• Required task:
Return all of the lines below exactly as they are.

• Provided data:

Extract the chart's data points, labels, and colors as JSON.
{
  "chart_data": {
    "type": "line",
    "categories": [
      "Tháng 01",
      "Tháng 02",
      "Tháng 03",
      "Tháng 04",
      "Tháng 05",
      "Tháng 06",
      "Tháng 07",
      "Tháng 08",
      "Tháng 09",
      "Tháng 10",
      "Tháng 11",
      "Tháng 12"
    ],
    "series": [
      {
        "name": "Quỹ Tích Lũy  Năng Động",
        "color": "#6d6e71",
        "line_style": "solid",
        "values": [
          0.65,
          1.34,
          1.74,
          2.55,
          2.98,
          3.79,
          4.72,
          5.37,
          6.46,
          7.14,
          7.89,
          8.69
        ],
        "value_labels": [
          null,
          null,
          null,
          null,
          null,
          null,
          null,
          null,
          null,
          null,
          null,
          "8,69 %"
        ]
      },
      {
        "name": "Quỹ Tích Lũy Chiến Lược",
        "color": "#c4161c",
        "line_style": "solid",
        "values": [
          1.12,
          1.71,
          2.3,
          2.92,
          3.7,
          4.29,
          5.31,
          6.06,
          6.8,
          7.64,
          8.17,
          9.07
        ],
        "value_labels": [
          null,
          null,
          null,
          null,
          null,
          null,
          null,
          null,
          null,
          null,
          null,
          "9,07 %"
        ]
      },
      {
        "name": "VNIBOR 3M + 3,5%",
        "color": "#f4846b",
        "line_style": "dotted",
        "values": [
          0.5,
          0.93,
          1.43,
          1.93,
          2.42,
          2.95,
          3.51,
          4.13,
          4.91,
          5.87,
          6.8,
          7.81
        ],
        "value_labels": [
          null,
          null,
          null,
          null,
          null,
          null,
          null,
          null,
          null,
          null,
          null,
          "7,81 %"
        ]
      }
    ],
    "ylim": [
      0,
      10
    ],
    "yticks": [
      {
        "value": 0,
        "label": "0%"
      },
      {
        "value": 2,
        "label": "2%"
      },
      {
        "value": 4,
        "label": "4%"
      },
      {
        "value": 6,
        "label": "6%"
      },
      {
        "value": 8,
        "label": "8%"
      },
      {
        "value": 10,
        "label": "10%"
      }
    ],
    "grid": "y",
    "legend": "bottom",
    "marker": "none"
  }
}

• Task result:
Extract the chart's data points, labels, and colors as JSON.
{
  "chart_data": {
    "type": "line",
    "categories": [
      "Tháng 01",
      "Tháng 02",
      "Tháng 03",
      "Tháng 04",
      "Tháng 05",
      "Tháng 06",
      "Tháng 07",
      "Tháng 08",
      "Tháng 09",
      "Tháng 10",
      "Tháng 11",
      "Tháng 12"
    ],
    "series": [
      {
        "name": "Quỹ Tích Lũy  Năng Động",
        "color": "#6d6e71",
        "line_style": "solid",
        "values": [
          0.65,
          1.34,
          1.74,
          2.55,
          2.98,
          3.79,
          4.72,
          5.37,
          6.46,
          7.14,
          7.89,
          8.69
        ],
        "value_labels": [
          null,
          null,
          null,
          null,
          null,
          null,
          null,
          null,
          null,
          null,
          null,
          "8,69 %"
        ]
      },
      {
        "name": "Quỹ Tích Lũy Chiến Lược",
        "color": "#c4161c",
        "line_style": "solid",
        "values": [
          1.12,
          1.71,
          2.3,
          2.92,
          3.7,
          4.29,
          5.31,
          6.06,
          6.8,
          7.64,
          8.17,
          9.07
        ],
        "value_labels": [
          null,
          null,
          null,
          null,
          null,
          null,
          null,
          null,
          null,
          null,
          null,
          "9,07 %"
        ]
      },
      {
        "name": "VNIBOR 3M + 3,5%",
        "color": "#f4846b",
        "line_style": "dotted",
        "values": [
          0.5,
          0.93,
          1.43,
          1.93,
          2.42,
          2.95,
          3.51,
          4.13,
          4.91,
          5.87,
          6.8,
          7.81
        ],
        "value_labels": [
          null,
          null,
          null,
          null,
          null,
          null,
          null,
          null,
          null,
          null,
          null,
          "7,81 %"
        ]
      }
    ],
    "ylim": [
      0,
      10
    ],
    "yticks": [
      {
        "value": 0,
        "label": "0%"
      },
      {
        "value": 2,
        "label": "2%"
      },
      {
        "value": 4,
        "label": "4%"
      },
      {
        "value": 6,
        "label": "6%"
      },
      {
        "value": 8,
        "label": "8%"
      },
      {
        "value": 10,
        "label": "10%"
      }
    ],
    "grid": "y",
    "legend": "bottom",
    "marker": "none"
  }
}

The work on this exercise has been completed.